■ What to produce
Copy every line that holds "описи".

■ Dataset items
»»

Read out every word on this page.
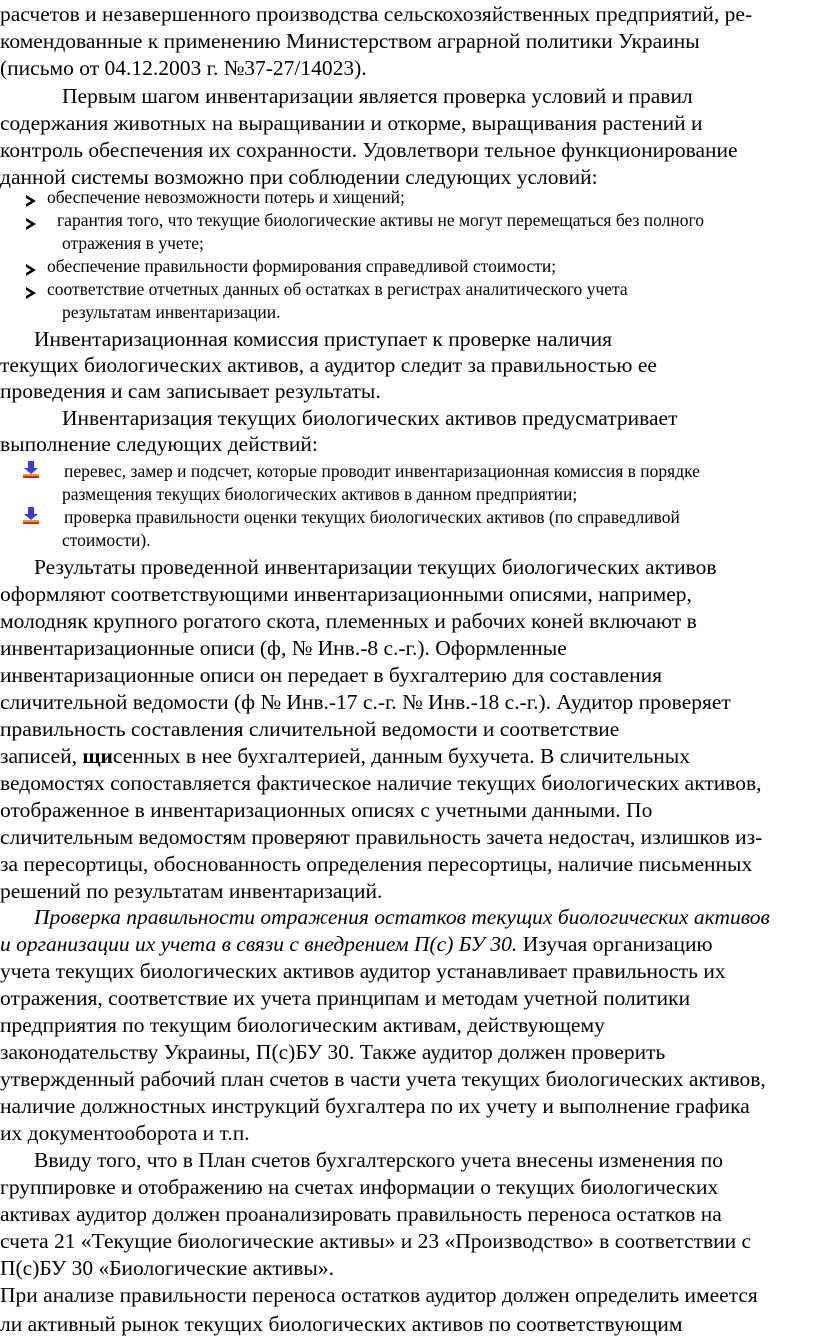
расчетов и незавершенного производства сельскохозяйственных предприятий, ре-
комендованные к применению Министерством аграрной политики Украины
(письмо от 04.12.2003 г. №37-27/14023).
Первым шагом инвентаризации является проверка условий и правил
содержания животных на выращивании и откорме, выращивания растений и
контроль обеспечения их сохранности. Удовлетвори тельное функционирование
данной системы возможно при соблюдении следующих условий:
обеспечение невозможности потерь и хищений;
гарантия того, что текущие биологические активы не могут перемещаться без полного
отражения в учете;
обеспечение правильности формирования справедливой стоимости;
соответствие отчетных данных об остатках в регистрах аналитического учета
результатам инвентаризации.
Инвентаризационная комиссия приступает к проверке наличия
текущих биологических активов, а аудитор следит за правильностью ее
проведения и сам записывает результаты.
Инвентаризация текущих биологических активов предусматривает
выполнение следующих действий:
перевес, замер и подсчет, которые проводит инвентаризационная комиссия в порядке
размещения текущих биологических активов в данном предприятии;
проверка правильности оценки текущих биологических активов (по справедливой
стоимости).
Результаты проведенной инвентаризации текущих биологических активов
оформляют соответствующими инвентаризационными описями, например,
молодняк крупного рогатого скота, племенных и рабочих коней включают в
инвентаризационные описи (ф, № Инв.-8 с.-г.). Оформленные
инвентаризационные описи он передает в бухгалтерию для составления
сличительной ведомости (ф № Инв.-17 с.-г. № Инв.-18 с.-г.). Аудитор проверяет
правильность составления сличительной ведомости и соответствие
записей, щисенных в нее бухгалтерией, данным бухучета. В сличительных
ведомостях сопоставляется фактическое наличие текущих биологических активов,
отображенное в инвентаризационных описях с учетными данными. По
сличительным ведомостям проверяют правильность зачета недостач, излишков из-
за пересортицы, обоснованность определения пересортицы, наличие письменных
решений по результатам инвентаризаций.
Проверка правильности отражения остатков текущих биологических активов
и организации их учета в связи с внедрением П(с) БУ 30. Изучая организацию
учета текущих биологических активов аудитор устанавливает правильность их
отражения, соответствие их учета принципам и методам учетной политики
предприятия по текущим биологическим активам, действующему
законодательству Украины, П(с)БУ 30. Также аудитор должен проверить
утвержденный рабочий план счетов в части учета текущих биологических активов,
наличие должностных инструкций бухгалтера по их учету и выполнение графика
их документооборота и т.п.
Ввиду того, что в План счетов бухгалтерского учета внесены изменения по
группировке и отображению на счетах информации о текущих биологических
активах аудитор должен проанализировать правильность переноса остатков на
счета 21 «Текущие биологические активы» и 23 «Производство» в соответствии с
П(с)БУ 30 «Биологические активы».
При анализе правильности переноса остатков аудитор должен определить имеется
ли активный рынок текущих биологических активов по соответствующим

««
»»

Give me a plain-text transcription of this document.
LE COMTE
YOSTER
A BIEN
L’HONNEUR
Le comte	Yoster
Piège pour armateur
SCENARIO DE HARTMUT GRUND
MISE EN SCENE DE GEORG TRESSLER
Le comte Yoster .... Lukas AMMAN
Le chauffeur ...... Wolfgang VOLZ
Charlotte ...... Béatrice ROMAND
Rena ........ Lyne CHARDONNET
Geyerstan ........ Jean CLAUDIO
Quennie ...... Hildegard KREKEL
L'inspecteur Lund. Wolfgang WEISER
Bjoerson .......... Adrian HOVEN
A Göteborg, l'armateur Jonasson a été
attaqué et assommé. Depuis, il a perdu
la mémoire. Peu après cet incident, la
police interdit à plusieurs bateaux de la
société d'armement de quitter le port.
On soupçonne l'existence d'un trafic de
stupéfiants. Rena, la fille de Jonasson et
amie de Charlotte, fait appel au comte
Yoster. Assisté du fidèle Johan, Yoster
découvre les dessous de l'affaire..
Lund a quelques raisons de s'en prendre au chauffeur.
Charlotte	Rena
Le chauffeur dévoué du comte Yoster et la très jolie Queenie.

««
»»

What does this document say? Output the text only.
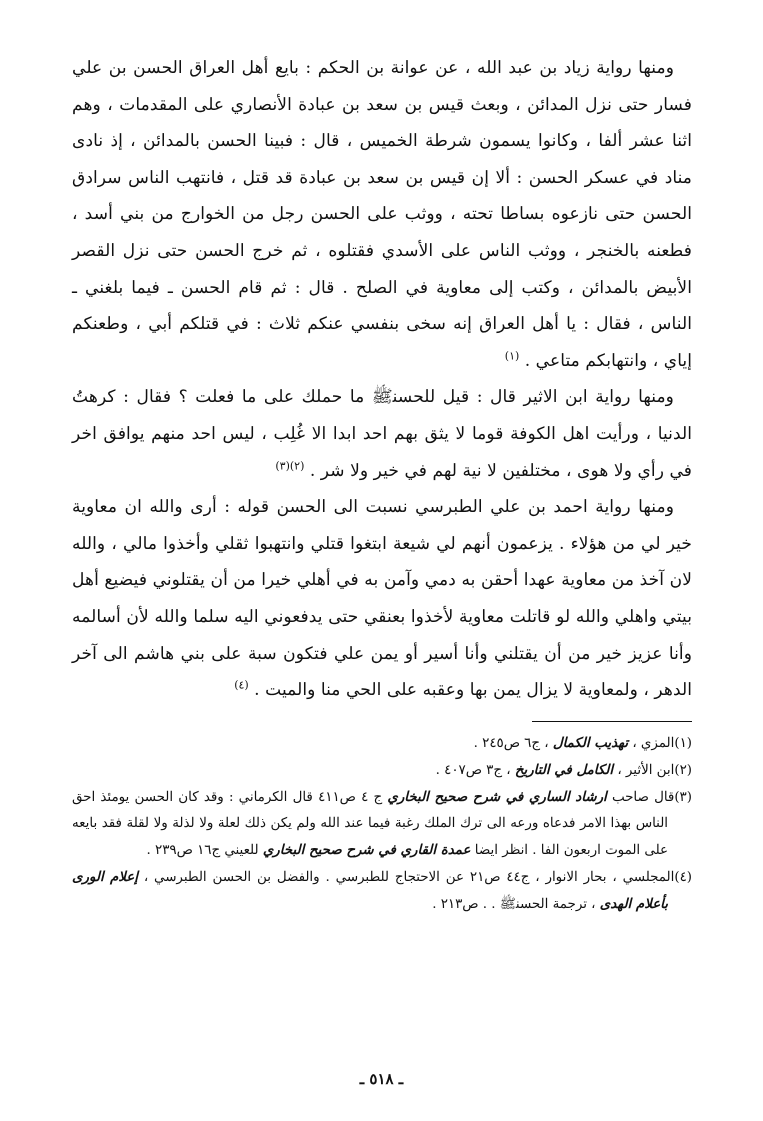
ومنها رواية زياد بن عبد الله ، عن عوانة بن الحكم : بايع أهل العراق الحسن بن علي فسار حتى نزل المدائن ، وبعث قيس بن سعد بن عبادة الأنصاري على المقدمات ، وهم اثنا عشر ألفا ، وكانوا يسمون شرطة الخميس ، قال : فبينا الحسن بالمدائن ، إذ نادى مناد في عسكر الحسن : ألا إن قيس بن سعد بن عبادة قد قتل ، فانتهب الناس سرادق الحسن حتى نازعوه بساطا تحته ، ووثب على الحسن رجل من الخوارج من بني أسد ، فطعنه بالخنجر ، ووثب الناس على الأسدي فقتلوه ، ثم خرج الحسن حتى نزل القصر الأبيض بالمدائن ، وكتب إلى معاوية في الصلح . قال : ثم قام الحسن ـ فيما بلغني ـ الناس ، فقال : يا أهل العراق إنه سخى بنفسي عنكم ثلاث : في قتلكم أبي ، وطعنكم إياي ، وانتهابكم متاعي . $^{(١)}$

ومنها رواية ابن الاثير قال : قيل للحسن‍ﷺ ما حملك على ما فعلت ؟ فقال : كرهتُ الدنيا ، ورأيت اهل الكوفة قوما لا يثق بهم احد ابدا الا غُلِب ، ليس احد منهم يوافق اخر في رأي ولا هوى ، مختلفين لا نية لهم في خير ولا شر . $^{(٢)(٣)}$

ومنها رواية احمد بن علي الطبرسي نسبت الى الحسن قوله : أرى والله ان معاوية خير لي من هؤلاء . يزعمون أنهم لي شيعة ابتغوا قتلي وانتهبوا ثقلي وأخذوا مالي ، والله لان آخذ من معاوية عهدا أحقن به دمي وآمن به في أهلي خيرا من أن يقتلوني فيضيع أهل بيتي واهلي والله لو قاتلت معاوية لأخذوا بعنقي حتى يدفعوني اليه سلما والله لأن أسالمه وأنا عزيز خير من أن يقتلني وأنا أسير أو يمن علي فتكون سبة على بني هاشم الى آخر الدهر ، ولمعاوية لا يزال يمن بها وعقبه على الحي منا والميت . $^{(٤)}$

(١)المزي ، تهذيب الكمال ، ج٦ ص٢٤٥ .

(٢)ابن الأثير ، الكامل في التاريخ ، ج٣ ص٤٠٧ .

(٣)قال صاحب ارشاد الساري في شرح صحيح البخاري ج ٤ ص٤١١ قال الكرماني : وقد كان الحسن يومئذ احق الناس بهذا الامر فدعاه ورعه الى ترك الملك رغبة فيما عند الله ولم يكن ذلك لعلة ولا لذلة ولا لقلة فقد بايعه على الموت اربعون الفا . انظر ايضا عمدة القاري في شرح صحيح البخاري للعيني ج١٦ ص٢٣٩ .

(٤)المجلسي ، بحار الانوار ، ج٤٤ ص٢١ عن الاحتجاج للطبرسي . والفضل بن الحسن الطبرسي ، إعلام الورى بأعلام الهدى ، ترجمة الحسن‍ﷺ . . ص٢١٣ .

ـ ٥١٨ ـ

««

■ Reply
инвентаризационные описи (ф, № Инв.-8 с.-г.). Оформленные
инвентаризационные описи он передает в бухгалтерию для составления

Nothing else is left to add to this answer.